___ Task input ___
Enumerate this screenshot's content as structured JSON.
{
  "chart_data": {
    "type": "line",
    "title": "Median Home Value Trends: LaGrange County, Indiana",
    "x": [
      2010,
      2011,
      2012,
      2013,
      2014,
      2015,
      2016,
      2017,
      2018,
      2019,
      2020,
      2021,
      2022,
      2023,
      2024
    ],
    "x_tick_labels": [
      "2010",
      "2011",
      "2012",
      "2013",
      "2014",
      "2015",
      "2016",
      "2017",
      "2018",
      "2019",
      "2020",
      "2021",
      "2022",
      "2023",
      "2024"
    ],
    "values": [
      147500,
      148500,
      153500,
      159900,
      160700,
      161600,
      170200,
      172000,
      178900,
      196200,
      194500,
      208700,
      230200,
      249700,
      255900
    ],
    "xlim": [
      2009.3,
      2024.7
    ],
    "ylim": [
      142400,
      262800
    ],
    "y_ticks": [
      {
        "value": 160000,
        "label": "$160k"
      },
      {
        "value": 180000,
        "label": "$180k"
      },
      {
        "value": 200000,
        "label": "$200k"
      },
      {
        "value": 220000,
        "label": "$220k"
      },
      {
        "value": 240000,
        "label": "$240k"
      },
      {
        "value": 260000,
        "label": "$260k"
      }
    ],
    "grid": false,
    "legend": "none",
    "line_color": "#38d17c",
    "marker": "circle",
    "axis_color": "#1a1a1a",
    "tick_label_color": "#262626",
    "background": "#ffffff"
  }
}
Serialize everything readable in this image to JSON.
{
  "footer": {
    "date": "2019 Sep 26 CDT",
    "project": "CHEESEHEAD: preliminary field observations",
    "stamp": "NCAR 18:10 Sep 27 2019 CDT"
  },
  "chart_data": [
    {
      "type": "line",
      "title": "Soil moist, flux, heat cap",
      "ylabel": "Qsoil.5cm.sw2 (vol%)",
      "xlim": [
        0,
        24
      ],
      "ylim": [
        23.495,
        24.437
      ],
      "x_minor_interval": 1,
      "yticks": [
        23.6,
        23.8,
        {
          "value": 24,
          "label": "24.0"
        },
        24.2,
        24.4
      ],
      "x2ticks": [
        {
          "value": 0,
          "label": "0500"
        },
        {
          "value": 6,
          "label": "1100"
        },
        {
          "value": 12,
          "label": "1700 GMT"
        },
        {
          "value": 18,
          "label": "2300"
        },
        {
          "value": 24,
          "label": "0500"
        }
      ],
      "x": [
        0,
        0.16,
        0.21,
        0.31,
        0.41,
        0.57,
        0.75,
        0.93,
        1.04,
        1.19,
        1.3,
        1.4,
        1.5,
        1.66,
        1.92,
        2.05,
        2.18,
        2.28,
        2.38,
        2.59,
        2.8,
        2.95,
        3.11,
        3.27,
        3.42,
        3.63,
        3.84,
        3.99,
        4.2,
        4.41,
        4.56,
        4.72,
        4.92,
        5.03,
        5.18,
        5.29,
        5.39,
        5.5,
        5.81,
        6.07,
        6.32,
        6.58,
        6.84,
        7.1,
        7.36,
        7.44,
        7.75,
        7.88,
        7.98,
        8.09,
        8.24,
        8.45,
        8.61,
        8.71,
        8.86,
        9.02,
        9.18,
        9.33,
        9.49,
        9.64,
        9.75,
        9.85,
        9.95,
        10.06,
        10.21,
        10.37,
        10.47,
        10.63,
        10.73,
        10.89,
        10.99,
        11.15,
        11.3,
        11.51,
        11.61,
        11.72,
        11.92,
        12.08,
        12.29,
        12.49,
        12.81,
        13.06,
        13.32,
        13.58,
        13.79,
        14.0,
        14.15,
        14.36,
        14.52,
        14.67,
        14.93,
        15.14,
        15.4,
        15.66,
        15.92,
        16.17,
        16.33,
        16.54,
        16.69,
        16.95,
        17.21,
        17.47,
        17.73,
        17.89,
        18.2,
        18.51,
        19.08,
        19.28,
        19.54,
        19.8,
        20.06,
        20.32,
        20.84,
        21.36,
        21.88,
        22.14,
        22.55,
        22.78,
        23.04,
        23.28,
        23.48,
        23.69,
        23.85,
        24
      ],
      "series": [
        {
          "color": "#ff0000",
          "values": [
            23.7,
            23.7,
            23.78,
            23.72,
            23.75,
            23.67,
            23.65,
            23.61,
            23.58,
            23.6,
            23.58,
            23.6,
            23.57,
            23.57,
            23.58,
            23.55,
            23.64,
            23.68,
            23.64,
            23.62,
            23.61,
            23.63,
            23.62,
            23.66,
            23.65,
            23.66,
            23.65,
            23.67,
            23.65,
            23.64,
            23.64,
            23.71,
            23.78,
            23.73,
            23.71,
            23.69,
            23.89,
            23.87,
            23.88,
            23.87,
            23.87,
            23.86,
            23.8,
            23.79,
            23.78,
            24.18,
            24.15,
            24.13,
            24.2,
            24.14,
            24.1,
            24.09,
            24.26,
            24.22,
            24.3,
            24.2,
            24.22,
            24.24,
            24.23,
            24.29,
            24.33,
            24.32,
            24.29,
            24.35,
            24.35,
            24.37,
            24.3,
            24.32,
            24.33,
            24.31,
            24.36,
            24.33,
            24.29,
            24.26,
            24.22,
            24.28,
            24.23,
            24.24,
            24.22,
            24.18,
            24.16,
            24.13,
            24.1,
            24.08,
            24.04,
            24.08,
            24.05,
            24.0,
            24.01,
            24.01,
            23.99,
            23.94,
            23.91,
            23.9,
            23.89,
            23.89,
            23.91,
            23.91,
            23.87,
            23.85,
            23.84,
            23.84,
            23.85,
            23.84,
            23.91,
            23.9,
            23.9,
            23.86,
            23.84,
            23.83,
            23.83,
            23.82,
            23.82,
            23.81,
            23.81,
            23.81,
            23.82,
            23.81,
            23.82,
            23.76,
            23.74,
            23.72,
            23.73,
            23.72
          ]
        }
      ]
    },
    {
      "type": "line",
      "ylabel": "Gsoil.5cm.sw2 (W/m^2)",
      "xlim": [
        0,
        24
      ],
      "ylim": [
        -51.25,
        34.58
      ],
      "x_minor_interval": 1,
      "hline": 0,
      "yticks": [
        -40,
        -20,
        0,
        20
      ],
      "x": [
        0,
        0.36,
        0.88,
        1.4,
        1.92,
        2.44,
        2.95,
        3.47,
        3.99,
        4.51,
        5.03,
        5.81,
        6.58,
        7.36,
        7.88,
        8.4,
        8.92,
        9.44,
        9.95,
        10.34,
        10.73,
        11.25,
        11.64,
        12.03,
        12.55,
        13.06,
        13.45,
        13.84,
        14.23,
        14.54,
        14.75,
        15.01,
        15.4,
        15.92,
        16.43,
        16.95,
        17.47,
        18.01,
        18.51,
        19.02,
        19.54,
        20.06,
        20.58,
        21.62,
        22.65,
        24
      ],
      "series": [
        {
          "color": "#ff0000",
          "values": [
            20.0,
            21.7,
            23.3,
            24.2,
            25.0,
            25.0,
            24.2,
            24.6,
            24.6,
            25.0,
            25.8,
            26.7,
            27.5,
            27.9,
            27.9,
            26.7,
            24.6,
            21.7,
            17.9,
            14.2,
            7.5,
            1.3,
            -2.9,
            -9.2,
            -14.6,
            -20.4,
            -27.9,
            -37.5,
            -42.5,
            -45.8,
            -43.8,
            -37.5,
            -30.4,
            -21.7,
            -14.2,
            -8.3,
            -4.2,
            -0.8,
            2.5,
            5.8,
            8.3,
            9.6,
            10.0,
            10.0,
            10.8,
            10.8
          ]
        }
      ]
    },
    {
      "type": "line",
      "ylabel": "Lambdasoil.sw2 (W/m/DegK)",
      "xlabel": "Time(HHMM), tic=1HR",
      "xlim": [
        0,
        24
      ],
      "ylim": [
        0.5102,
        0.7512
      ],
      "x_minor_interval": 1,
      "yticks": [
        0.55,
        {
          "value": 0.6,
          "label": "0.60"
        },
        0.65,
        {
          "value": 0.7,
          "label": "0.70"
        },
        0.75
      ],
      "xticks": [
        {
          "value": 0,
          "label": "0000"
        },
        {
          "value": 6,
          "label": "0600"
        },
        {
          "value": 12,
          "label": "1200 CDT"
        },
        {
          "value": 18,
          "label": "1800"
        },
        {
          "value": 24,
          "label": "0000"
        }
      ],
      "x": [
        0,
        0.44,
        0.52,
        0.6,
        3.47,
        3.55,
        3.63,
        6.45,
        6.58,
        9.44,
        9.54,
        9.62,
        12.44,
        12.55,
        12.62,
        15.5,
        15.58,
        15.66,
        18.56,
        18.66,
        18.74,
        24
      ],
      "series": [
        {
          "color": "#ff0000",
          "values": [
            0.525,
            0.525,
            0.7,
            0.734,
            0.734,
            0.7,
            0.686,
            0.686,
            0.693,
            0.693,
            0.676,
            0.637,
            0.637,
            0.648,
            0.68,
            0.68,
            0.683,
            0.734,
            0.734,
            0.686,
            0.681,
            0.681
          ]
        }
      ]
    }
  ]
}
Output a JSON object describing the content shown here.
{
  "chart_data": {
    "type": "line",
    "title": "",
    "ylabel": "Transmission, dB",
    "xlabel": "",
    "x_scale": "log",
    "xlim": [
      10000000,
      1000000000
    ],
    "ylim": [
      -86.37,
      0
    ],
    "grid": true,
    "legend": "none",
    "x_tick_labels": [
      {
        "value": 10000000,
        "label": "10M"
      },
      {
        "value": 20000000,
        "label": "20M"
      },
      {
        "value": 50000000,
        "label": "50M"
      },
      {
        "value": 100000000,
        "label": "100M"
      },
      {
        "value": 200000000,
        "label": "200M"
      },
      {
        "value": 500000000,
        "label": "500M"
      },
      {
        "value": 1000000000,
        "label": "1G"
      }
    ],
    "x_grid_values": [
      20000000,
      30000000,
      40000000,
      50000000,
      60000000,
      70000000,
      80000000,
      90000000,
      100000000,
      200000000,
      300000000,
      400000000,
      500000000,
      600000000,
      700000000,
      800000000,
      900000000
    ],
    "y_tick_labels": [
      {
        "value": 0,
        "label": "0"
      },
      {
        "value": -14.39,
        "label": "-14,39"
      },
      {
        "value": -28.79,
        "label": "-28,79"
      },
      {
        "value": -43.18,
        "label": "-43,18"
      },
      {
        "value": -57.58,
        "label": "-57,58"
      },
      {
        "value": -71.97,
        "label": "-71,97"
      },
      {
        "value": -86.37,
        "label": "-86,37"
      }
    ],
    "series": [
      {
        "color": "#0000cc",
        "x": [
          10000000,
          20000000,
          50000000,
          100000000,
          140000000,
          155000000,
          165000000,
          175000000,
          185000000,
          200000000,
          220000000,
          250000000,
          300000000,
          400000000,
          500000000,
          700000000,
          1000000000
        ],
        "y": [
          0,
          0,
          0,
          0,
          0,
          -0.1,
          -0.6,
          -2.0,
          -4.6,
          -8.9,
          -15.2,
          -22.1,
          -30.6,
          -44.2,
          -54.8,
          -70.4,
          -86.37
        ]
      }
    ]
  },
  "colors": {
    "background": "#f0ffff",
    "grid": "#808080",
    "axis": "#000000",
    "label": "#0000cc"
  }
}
___
## Your instructions
Find the lines holding "content" and list every one.

## Task response
Enumerate this screenshot's content as structured JSON.
Output a JSON object describing the content shown here.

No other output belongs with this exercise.